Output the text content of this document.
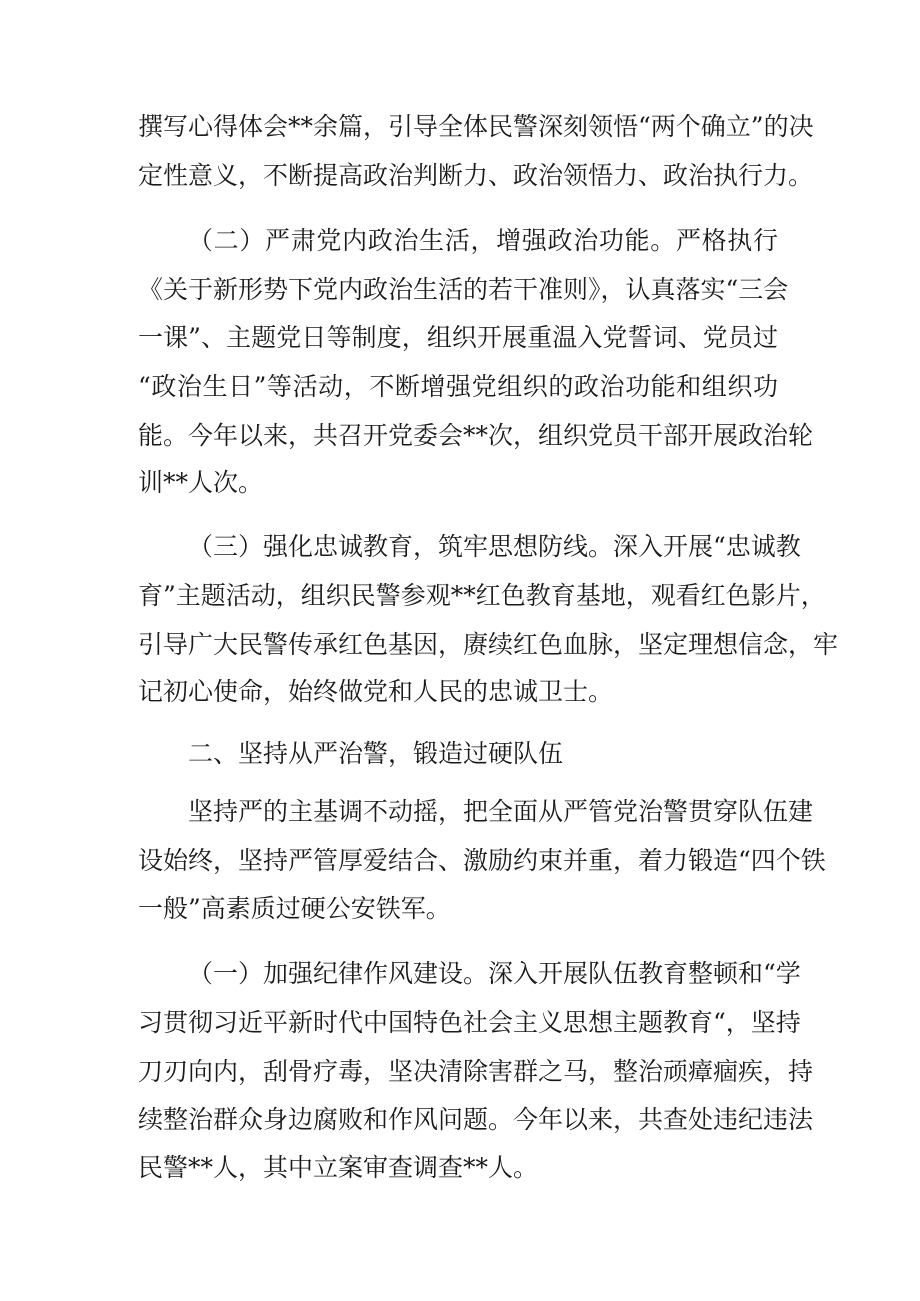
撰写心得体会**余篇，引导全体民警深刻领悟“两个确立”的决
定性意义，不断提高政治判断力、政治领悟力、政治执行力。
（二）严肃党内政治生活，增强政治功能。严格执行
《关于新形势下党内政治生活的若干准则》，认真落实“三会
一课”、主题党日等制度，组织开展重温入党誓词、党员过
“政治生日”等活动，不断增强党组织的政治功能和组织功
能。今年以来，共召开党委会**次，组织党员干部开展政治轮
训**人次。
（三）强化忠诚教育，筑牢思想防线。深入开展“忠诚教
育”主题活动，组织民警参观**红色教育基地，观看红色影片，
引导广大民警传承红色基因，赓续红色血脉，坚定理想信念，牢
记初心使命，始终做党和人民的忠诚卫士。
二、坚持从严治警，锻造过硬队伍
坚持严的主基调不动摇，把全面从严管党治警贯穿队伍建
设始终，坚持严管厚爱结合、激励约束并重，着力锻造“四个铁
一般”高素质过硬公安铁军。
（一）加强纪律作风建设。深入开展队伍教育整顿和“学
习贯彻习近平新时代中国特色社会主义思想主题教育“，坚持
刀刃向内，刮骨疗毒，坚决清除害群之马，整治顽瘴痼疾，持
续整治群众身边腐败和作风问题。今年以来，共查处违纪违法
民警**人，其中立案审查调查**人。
* * * * *
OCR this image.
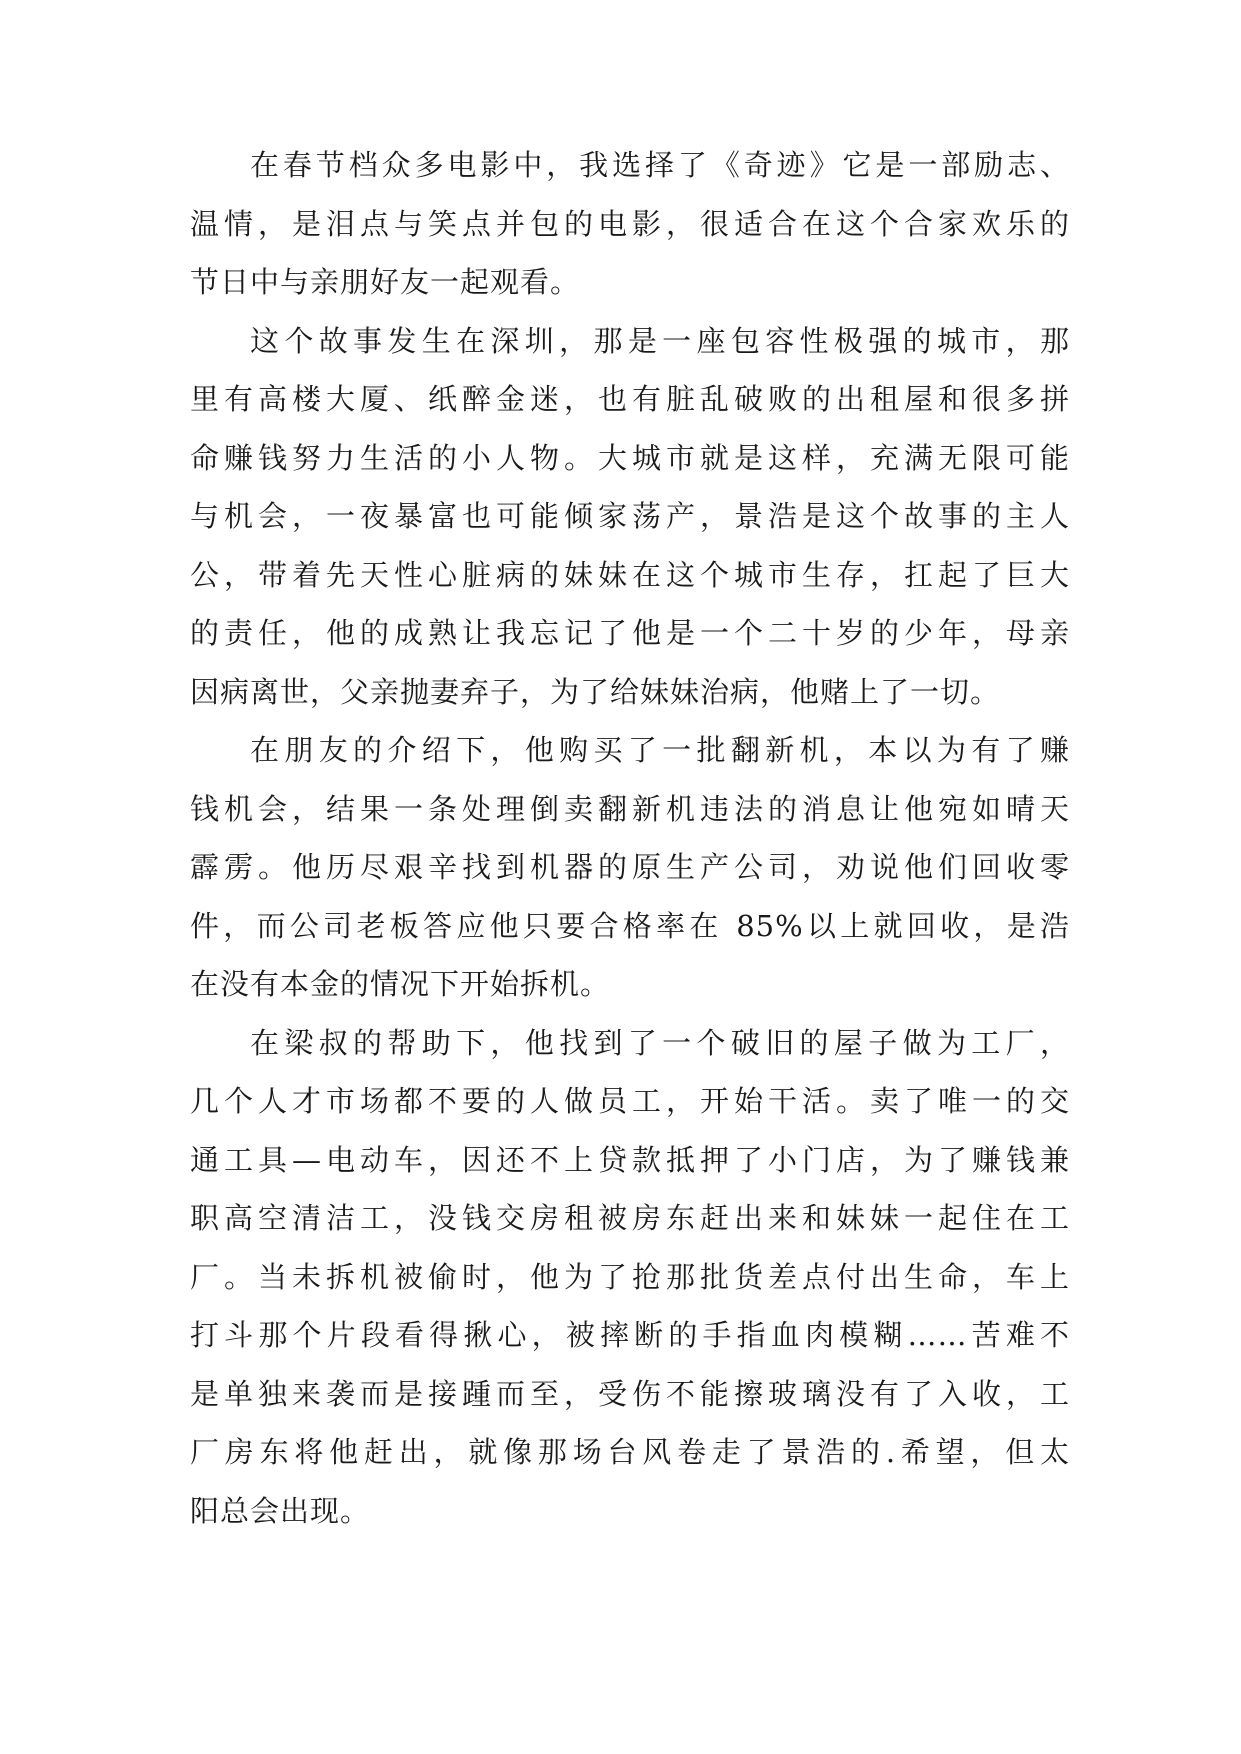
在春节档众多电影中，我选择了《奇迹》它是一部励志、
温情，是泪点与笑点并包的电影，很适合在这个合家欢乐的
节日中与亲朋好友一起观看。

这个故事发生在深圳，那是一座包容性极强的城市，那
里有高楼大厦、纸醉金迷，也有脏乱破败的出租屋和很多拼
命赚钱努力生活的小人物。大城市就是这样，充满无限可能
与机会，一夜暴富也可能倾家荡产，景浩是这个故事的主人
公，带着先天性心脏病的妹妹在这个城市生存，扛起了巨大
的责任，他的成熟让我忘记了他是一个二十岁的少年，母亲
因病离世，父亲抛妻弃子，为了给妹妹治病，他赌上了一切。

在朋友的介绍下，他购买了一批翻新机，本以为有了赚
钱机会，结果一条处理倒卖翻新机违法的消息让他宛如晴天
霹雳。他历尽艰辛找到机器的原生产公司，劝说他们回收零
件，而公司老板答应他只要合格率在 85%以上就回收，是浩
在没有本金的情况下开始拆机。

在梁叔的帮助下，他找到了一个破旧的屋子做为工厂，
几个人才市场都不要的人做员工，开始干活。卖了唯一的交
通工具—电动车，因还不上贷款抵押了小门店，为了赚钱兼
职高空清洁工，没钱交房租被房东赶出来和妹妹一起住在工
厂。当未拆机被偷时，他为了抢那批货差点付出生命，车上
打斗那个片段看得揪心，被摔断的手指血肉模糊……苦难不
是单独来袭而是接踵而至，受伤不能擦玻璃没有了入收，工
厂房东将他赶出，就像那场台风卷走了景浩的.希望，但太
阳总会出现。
* * * * *
■ Task objective:
Say how many lines of the data include the string "今年以来". Nothing other than the number should be given.

■ Worked answer:
2